→ **Aim of the task**
Copy every line of the listing exactly.

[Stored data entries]
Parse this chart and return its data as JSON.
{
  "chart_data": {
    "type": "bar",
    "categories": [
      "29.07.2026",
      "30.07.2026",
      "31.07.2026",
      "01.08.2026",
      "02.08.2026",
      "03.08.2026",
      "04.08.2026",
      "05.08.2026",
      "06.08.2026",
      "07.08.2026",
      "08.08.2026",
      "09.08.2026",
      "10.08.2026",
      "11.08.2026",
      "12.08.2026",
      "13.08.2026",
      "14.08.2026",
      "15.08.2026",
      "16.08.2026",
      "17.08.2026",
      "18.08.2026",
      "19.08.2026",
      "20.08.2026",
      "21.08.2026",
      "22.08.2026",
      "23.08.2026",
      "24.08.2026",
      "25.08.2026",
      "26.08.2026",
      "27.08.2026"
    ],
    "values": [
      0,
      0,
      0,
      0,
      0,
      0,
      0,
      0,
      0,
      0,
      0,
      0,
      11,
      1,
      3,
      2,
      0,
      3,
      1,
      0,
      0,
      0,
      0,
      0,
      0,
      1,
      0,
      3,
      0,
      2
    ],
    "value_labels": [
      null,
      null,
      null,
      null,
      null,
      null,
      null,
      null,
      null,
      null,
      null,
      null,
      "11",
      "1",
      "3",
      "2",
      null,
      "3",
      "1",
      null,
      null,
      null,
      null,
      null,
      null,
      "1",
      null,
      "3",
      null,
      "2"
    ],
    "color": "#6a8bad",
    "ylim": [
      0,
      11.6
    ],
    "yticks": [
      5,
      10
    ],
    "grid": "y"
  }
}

→ **Completed task**
Parse this chart and return its data as JSON.
{
  "chart_data": {
    "type": "bar",
    "categories": [
      "29.07.2026",
      "30.07.2026",
      "31.07.2026",
      "01.08.2026",
      "02.08.2026",
      "03.08.2026",
      "04.08.2026",
      "05.08.2026",
      "06.08.2026",
      "07.08.2026",
      "08.08.2026",
      "09.08.2026",
      "10.08.2026",
      "11.08.2026",
      "12.08.2026",
      "13.08.2026",
      "14.08.2026",
      "15.08.2026",
      "16.08.2026",
      "17.08.2026",
      "18.08.2026",
      "19.08.2026",
      "20.08.2026",
      "21.08.2026",
      "22.08.2026",
      "23.08.2026",
      "24.08.2026",
      "25.08.2026",
      "26.08.2026",
      "27.08.2026"
    ],
    "values": [
      0,
      0,
      0,
      0,
      0,
      0,
      0,
      0,
      0,
      0,
      0,
      0,
      11,
      1,
      3,
      2,
      0,
      3,
      1,
      0,
      0,
      0,
      0,
      0,
      0,
      1,
      0,
      3,
      0,
      2
    ],
    "value_labels": [
      null,
      null,
      null,
      null,
      null,
      null,
      null,
      null,
      null,
      null,
      null,
      null,
      "11",
      "1",
      "3",
      "2",
      null,
      "3",
      "1",
      null,
      null,
      null,
      null,
      null,
      null,
      "1",
      null,
      "3",
      null,
      "2"
    ],
    "color": "#6a8bad",
    "ylim": [
      0,
      11.6
    ],
    "yticks": [
      5,
      10
    ],
    "grid": "y"
  }
}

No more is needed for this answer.